Data extract —
## START

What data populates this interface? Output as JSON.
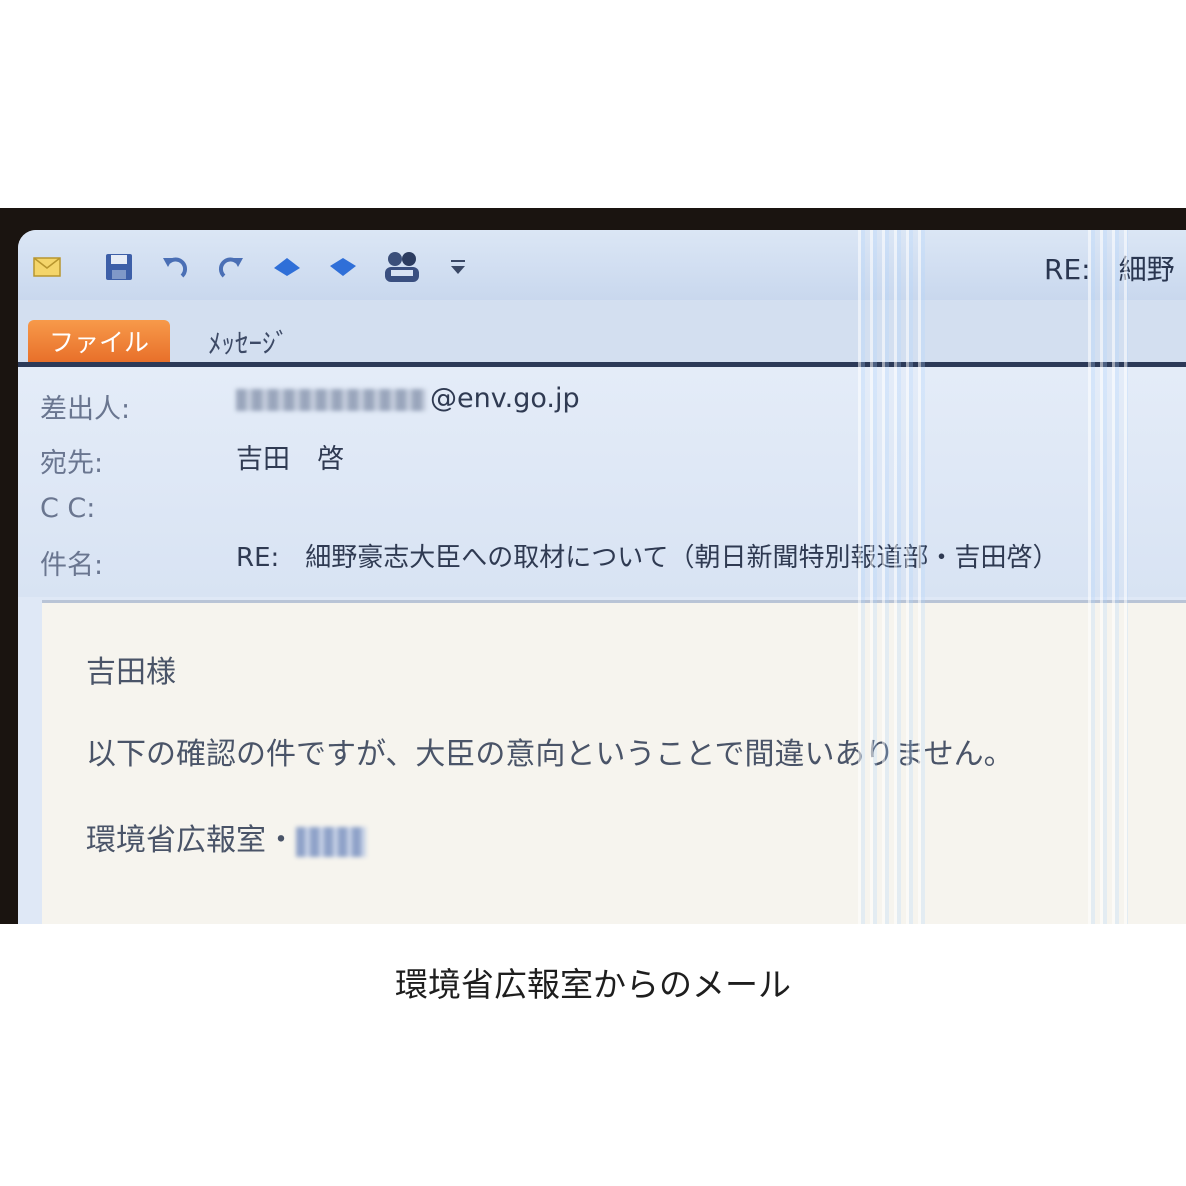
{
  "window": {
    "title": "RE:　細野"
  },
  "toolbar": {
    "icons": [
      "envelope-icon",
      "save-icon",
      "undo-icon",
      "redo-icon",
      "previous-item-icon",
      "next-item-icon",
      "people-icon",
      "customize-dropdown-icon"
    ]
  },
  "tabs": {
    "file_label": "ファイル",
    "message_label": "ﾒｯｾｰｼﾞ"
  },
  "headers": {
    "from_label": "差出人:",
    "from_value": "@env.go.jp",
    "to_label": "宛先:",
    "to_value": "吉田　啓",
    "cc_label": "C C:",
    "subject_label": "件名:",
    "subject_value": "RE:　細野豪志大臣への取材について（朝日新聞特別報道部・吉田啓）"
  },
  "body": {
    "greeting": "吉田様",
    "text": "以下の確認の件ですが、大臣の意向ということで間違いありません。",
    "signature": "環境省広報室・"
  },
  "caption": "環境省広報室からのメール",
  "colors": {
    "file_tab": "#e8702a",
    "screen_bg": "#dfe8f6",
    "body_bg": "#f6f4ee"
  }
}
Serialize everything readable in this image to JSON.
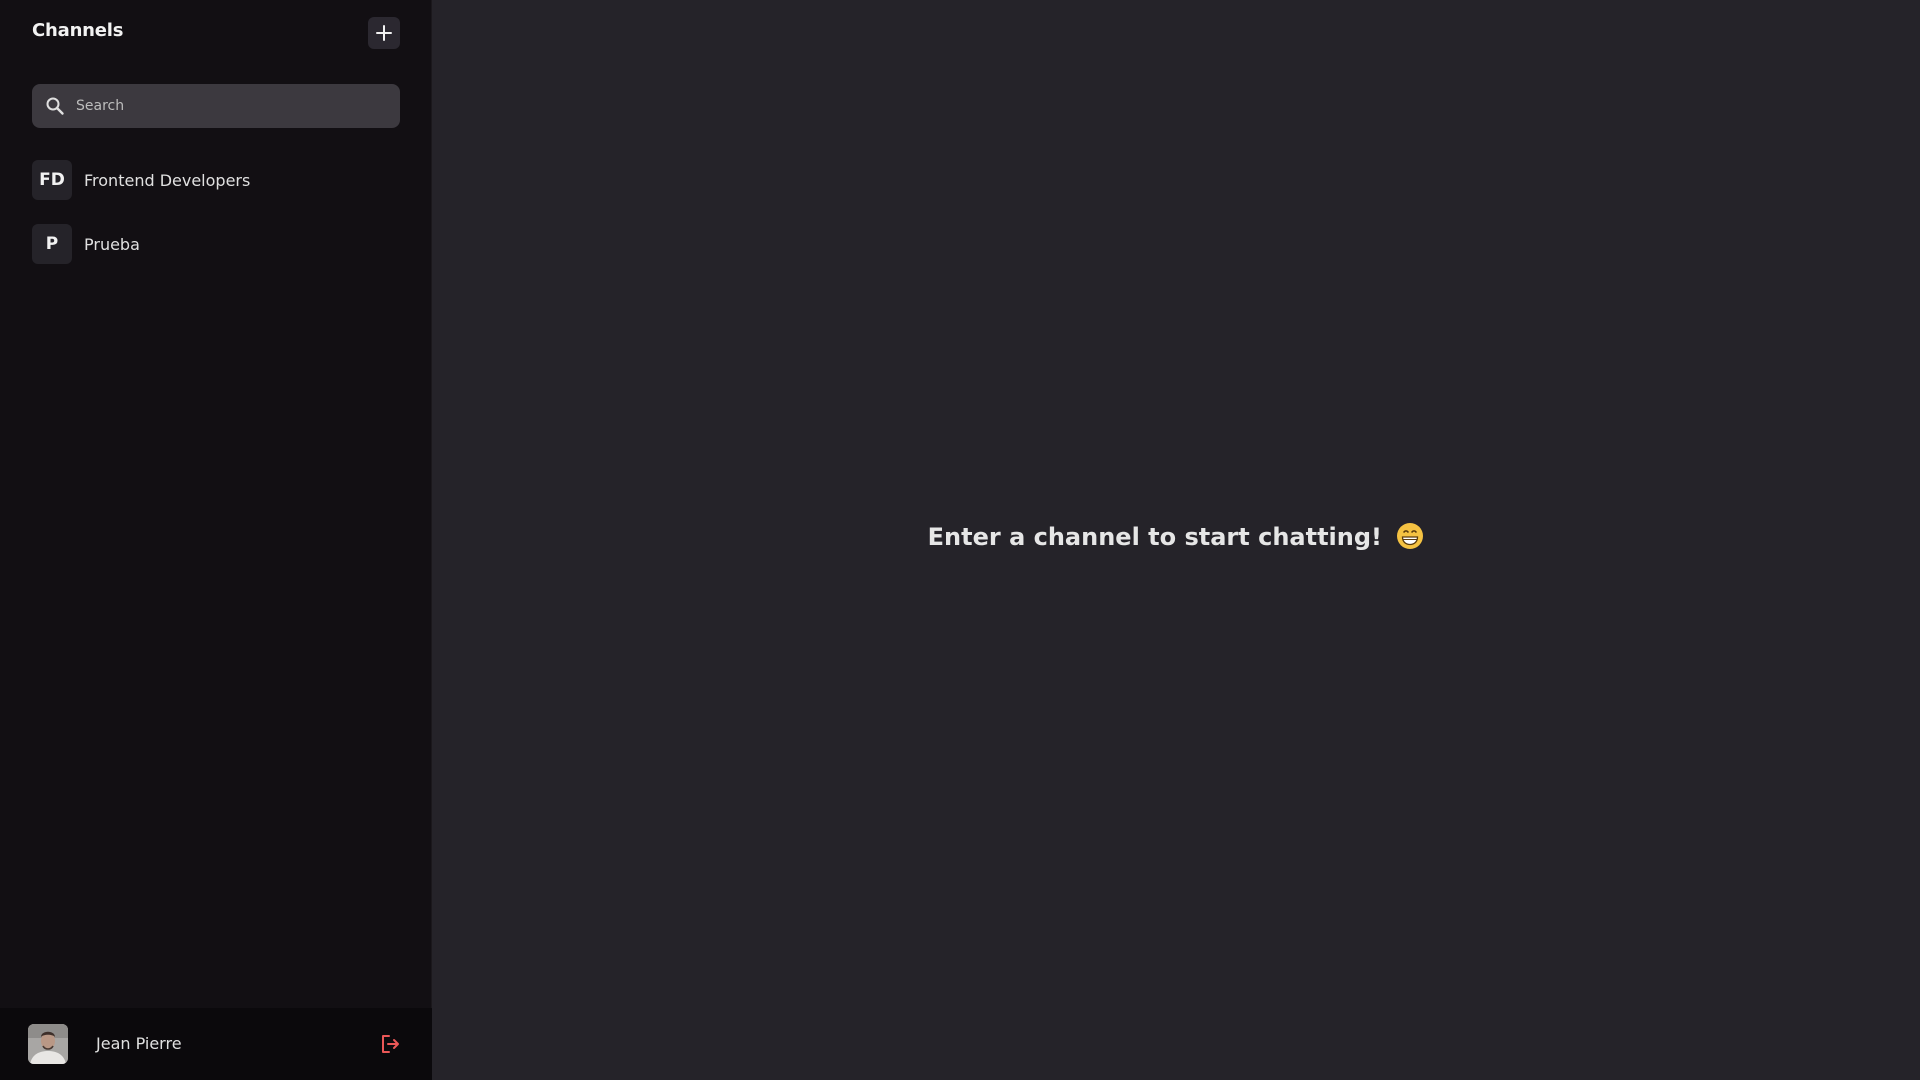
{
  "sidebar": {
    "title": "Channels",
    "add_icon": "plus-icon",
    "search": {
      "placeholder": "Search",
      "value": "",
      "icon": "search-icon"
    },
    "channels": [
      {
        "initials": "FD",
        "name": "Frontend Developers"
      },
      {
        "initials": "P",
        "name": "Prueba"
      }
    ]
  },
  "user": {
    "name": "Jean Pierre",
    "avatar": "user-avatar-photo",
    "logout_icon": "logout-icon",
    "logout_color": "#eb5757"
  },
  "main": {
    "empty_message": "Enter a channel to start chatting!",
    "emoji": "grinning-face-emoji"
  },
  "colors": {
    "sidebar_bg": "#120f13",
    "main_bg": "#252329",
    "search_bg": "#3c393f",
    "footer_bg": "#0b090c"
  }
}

## END

Exercise — Take every line that includes the string "name" and copy it.

The response —
        "name": "Frontend Developers"
        "name": "Prueba"
    "name": "Jean Pierre",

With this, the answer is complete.